Segment Start: SELECTED EXTRACT

Republican Rep. Cathy McMorris Rodgers, the chair of the House Energy and Commerce Committee, which voted to approve the bill, said in an interview with Fox Business on Tuesday, "This is a real national security threat."
"The bill is narrow," McMorris Rodgers said. "It is targeted to address the national security threat that we believe these apps, like TikTok, pose to the United States because of its ownership by a foreign adversary."
Kreps told BI that she was more confident this bill would go further than past attempts to ban TikTok in the US because the cosponsors of the bill appeared to have done "the legal legwork to identify the weaknesses of previous versions and address those concerns."
Still, the bill, if passed, is expected to face legal challenges by ByteDance and TikTok on First Amendment grounds, according to Kreps and other experts.
Citing national security is 'not a get out of jail free card'
Ramya Krishnan, a staff attorney at the Knight First Amendment Institute at Columbia University in New York, told BI that the US Supreme Court "has been very clear that invoking national security is not a 'get out of jail free' card for having to comply with the First Amendment."
"The First Amendment protects Americans' right to access social media platforms of their choosing," Krishnan said. "To justify a ban, the government would have to demonstrate that the privacy and security concerns it has can't be addressed in narrower ways."
"And the government simply hasn't done this," said Krishnan, who called the bill "unconstitutional" and said that a ban on TikTok "would set a dangerous precedent for how we regulate free speech online."
Though there's been evidence to suggest that TikTok suppresses content around political speech, the US government "hasn't pointed to any evidence that China uses TikTok's algorithm to promote disinformation," Krishnan said.
"More fundamentally," Krishnan, a lecturer at Columbia Law School, added, "the First Amendment doesn't permit the government to suppress media on the grounds that it contains disinformation."
TikTok has repeatedly denied allegations that it has ties to the Chinese Communist Party and has been fighting back against the new bill that could see the social media app banned.
In a statement last week, TikTok said the US government was "attempting to strip 170 million Americans of their Constitutional right to free expression."
"This will damage millions of businesses, deny artists an audience, and destroy the livelihoods of countless creators across the country," the statement continued.
Trump once supported a TikTok ban, but is now against it
Meanwhile, Trump — whose administration tried to ban TikTok in the US — but was blocked from doing so in court after TikTok sued — has now come out against a ban for the app.
"If you get rid of TikTok, Facebook and Zuckerschmuck will double their business," Trump argued on his social media platform, Truth Social, in a dig at Meta CEO and Facebook founder Mark Zuckerberg.
Before the House Energy and Commerce Committee unanimously voted to advance the bill, several groups, including the American Civil Liberties Union and the Center for Democracy and Technology, sent a letter to the committee urging members to oppose the bill that they called "censorship."
"We are deeply disappointed that the committee chose to ignore the serious First Amendment concerns raised by civil liberties groups and instead voted to advance this bill that would silence over 170 million people around the country who use TikTok every day," Jenna Leventoff, senior policy counsel at ACLU, said in a statement after the vote.
"When this bill comes to the floor for a vote, we urge representatives to stand up for free speech, and vote down this misguided bill," Leventoff said.

Segment End: SELECTED EXTRACT

In the excerpt about the proposed TikTok bill, how many Americans does TikTok's statement say the US government is attempting to strip of their constitutional right to free expression?

Segment Start: PROVIDED INFORMATION

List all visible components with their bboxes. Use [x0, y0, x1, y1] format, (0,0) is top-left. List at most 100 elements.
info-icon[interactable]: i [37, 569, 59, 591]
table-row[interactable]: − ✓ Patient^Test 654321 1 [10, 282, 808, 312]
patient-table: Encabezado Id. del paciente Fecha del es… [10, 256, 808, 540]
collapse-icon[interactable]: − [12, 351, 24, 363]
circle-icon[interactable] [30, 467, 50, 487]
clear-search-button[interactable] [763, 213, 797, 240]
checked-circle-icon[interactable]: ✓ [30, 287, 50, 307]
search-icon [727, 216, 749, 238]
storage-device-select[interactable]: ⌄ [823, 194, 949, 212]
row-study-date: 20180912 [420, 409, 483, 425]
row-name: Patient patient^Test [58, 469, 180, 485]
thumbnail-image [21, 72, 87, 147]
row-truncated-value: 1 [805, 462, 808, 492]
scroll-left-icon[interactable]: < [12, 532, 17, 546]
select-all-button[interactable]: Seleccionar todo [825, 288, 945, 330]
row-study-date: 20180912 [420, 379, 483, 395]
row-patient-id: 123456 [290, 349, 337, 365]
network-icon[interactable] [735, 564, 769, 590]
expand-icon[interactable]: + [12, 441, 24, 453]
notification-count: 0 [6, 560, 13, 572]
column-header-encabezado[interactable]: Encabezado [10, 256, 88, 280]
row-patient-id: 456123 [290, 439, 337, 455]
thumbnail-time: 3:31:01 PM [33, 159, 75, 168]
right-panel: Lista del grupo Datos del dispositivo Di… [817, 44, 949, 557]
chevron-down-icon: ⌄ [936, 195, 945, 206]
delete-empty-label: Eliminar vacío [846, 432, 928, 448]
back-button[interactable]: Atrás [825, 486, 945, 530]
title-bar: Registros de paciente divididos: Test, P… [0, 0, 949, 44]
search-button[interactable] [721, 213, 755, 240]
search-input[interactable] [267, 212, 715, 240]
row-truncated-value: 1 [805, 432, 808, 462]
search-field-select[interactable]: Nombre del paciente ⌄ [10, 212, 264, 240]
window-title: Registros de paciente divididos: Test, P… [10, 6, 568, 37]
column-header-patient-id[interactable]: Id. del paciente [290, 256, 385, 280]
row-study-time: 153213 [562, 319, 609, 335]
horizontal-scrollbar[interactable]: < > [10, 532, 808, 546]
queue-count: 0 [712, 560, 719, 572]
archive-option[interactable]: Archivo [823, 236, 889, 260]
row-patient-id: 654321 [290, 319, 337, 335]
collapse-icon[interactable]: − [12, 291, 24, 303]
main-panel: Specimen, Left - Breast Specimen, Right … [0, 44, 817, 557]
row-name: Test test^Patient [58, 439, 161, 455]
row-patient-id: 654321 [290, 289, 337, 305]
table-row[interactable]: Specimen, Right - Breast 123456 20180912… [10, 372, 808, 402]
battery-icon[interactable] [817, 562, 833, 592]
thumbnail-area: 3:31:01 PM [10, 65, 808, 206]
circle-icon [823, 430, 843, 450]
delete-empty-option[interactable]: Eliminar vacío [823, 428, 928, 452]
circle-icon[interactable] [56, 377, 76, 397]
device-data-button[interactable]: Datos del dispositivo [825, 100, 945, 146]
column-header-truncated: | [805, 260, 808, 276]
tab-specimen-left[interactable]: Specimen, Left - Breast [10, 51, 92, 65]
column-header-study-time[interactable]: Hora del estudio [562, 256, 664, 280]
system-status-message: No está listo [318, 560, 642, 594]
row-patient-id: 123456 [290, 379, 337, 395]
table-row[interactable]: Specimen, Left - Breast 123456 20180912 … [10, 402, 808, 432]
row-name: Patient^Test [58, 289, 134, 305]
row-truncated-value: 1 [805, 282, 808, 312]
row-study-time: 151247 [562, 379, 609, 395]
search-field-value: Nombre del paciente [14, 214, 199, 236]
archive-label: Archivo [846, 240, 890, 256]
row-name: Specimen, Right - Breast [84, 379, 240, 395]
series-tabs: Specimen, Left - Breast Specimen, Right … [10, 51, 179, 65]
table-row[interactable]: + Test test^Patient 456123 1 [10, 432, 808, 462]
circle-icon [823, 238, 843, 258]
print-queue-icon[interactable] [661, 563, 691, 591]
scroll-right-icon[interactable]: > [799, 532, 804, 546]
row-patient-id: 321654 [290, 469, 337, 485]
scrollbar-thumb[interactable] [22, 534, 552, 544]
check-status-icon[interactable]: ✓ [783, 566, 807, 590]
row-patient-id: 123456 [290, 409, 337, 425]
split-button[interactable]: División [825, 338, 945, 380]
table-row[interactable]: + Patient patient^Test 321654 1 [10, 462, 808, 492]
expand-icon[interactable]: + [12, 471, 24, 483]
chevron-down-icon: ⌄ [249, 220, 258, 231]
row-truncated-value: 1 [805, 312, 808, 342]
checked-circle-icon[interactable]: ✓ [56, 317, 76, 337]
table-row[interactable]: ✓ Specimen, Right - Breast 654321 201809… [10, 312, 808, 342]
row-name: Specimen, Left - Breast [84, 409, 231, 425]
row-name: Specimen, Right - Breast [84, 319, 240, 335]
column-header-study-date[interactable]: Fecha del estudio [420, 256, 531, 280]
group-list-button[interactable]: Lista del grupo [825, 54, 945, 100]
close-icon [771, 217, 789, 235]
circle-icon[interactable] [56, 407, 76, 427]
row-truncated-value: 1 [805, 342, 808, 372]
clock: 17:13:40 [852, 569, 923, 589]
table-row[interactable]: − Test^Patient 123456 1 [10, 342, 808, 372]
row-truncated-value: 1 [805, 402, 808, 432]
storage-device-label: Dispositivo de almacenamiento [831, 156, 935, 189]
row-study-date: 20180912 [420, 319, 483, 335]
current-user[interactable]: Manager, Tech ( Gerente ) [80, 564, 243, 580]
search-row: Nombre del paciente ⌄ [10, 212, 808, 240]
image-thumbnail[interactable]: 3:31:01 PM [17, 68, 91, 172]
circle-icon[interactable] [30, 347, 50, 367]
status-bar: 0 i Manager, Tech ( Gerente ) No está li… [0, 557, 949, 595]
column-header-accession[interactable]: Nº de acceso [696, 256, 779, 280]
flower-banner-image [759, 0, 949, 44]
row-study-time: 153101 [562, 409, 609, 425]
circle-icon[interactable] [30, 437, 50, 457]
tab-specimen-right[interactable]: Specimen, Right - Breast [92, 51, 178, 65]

Segment End: PROVIDED INFORMATION

> _ANSWER TO THIS EXERCISE_: 170 million